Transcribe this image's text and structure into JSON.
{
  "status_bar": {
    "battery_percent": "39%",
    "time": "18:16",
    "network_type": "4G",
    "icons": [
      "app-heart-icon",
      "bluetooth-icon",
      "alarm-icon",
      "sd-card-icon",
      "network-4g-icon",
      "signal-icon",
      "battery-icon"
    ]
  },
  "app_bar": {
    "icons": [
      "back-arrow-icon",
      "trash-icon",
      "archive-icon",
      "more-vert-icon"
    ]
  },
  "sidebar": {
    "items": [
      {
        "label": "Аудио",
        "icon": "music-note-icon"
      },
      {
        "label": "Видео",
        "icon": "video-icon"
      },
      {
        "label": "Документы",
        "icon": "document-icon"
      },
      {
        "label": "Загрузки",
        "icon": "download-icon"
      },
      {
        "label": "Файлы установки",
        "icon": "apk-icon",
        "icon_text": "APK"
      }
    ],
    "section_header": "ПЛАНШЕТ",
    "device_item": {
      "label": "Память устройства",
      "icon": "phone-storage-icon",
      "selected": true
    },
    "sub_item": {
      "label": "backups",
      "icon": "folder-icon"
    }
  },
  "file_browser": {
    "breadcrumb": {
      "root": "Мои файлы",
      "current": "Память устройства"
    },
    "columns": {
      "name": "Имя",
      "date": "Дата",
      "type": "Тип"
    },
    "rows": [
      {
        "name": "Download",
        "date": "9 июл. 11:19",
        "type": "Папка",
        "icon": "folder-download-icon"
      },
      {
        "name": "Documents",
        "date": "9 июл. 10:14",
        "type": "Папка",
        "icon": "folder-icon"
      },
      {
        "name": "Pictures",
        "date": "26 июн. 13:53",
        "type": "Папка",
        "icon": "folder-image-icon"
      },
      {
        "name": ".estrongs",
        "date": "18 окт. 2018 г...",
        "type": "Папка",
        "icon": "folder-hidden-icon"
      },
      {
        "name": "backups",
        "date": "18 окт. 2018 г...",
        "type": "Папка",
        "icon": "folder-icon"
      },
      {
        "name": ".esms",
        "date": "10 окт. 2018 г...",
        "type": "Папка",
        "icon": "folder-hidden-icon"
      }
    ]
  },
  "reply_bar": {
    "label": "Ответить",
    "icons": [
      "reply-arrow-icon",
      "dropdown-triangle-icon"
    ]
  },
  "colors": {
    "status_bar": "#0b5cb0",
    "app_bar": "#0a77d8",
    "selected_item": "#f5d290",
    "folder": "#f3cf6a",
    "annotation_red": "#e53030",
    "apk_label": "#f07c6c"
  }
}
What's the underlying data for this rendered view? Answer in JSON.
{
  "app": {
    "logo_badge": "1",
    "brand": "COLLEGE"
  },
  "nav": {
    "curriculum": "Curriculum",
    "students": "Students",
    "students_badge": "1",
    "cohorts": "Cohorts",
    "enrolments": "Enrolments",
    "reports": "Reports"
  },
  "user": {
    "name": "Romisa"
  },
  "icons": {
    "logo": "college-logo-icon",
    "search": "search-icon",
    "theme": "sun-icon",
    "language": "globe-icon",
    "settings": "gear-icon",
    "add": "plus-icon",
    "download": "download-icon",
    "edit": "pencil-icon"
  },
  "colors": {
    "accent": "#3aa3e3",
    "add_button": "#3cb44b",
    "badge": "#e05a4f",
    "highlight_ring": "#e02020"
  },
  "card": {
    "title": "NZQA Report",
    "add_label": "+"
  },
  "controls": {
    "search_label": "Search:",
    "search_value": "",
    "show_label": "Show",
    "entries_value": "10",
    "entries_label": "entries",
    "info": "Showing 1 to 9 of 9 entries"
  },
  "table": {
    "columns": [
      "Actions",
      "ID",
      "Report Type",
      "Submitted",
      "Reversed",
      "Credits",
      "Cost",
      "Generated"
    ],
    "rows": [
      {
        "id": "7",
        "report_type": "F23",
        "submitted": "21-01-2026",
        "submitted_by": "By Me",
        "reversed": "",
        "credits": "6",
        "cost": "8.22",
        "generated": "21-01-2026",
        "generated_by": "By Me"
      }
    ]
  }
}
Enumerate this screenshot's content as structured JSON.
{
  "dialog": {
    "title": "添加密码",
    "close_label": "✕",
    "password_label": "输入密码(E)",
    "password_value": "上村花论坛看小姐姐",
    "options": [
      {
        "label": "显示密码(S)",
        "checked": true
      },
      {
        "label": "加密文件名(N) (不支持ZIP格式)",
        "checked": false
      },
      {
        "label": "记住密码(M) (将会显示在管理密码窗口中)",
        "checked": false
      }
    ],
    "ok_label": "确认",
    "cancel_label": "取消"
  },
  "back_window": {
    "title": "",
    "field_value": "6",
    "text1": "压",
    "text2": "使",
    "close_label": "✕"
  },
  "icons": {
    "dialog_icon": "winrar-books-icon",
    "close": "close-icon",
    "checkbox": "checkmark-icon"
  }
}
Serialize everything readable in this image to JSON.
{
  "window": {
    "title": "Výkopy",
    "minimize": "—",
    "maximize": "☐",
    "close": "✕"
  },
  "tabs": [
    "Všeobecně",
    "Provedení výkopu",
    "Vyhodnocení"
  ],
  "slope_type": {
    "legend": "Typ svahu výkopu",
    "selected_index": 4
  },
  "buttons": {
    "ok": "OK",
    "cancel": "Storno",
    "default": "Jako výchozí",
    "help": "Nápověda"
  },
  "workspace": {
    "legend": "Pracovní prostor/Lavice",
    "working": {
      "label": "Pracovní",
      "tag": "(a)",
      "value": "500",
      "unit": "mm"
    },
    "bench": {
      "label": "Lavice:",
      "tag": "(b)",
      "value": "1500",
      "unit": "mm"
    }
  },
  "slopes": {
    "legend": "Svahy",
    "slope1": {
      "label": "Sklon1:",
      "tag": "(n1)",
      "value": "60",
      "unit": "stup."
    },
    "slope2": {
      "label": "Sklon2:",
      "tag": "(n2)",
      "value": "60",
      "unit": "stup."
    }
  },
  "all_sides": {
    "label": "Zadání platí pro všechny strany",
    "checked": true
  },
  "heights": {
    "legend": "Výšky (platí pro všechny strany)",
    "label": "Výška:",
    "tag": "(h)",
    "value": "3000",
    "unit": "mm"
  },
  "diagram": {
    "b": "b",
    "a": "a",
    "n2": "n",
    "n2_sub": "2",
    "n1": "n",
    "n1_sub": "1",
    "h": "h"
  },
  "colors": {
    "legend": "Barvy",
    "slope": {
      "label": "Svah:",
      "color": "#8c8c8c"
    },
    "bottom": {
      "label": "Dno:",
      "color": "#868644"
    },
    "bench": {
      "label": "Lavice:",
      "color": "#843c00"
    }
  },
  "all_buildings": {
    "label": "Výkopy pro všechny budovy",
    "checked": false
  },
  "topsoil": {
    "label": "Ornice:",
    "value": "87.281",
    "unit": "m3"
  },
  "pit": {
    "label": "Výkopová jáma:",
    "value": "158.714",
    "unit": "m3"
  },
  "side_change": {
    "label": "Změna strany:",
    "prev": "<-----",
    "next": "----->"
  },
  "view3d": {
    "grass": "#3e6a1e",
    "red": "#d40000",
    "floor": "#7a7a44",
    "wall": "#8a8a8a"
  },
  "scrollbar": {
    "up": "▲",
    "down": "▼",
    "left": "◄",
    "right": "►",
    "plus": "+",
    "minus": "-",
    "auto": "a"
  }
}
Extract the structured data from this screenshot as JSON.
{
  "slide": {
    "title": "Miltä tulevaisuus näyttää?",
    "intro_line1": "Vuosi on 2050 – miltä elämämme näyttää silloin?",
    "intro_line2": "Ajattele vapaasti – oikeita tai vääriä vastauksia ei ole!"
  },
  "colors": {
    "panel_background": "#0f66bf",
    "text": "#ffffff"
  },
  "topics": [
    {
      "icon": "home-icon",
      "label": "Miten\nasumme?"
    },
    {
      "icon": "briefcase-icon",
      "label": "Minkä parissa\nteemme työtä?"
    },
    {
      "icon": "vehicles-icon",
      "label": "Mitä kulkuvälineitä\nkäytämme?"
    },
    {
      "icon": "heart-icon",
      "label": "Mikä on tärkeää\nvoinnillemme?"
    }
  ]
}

** YOUR OBJECTIVE **
In the entries above, find the lines containing the word "title" and say how many there are, with no other words.

** RESPONSE FOR THIS EXERCISE **
5